> _Objective_: Output the lines that follow exactly as they are.

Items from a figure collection
>> START

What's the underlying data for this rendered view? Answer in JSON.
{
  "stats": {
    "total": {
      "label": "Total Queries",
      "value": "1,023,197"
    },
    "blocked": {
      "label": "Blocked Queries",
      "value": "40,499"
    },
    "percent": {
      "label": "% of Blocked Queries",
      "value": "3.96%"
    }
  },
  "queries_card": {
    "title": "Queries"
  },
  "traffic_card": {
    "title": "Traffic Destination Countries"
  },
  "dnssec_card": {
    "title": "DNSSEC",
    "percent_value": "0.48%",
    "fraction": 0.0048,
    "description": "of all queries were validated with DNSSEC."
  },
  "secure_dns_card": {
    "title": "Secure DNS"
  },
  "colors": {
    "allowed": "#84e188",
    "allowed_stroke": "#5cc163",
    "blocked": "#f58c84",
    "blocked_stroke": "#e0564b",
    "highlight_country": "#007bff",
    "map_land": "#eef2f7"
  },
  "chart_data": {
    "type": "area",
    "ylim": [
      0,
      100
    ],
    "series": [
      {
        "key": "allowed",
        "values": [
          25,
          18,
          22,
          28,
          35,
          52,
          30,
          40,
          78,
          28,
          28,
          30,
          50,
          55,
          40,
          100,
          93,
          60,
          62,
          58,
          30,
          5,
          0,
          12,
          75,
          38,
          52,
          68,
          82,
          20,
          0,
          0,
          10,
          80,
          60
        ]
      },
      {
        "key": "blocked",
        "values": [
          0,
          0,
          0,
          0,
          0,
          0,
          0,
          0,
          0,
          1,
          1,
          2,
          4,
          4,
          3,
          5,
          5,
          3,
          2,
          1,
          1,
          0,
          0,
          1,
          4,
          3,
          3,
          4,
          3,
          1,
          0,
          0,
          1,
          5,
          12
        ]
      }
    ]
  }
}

>> END

> _Exercise response_:
What's the underlying data for this rendered view? Answer in JSON.
{
  "stats": {
    "total": {
      "label": "Total Queries",
      "value": "1,023,197"
    },
    "blocked": {
      "label": "Blocked Queries",
      "value": "40,499"
    },
    "percent": {
      "label": "% of Blocked Queries",
      "value": "3.96%"
    }
  },
  "queries_card": {
    "title": "Queries"
  },
  "traffic_card": {
    "title": "Traffic Destination Countries"
  },
  "dnssec_card": {
    "title": "DNSSEC",
    "percent_value": "0.48%",
    "fraction": 0.0048,
    "description": "of all queries were validated with DNSSEC."
  },
  "secure_dns_card": {
    "title": "Secure DNS"
  },
  "colors": {
    "allowed": "#84e188",
    "allowed_stroke": "#5cc163",
    "blocked": "#f58c84",
    "blocked_stroke": "#e0564b",
    "highlight_country": "#007bff",
    "map_land": "#eef2f7"
  },
  "chart_data": {
    "type": "area",
    "ylim": [
      0,
      100
    ],
    "series": [
      {
        "key": "allowed",
        "values": [
          25,
          18,
          22,
          28,
          35,
          52,
          30,
          40,
          78,
          28,
          28,
          30,
          50,
          55,
          40,
          100,
          93,
          60,
          62,
          58,
          30,
          5,
          0,
          12,
          75,
          38,
          52,
          68,
          82,
          20,
          0,
          0,
          10,
          80,
          60
        ]
      },
      {
        "key": "blocked",
        "values": [
          0,
          0,
          0,
          0,
          0,
          0,
          0,
          0,
          0,
          1,
          1,
          2,
          4,
          4,
          3,
          5,
          5,
          3,
          2,
          1,
          1,
          0,
          0,
          1,
          4,
          3,
          3,
          4,
          3,
          1,
          0,
          0,
          1,
          5,
          12
        ]
      }
    ]
  }
}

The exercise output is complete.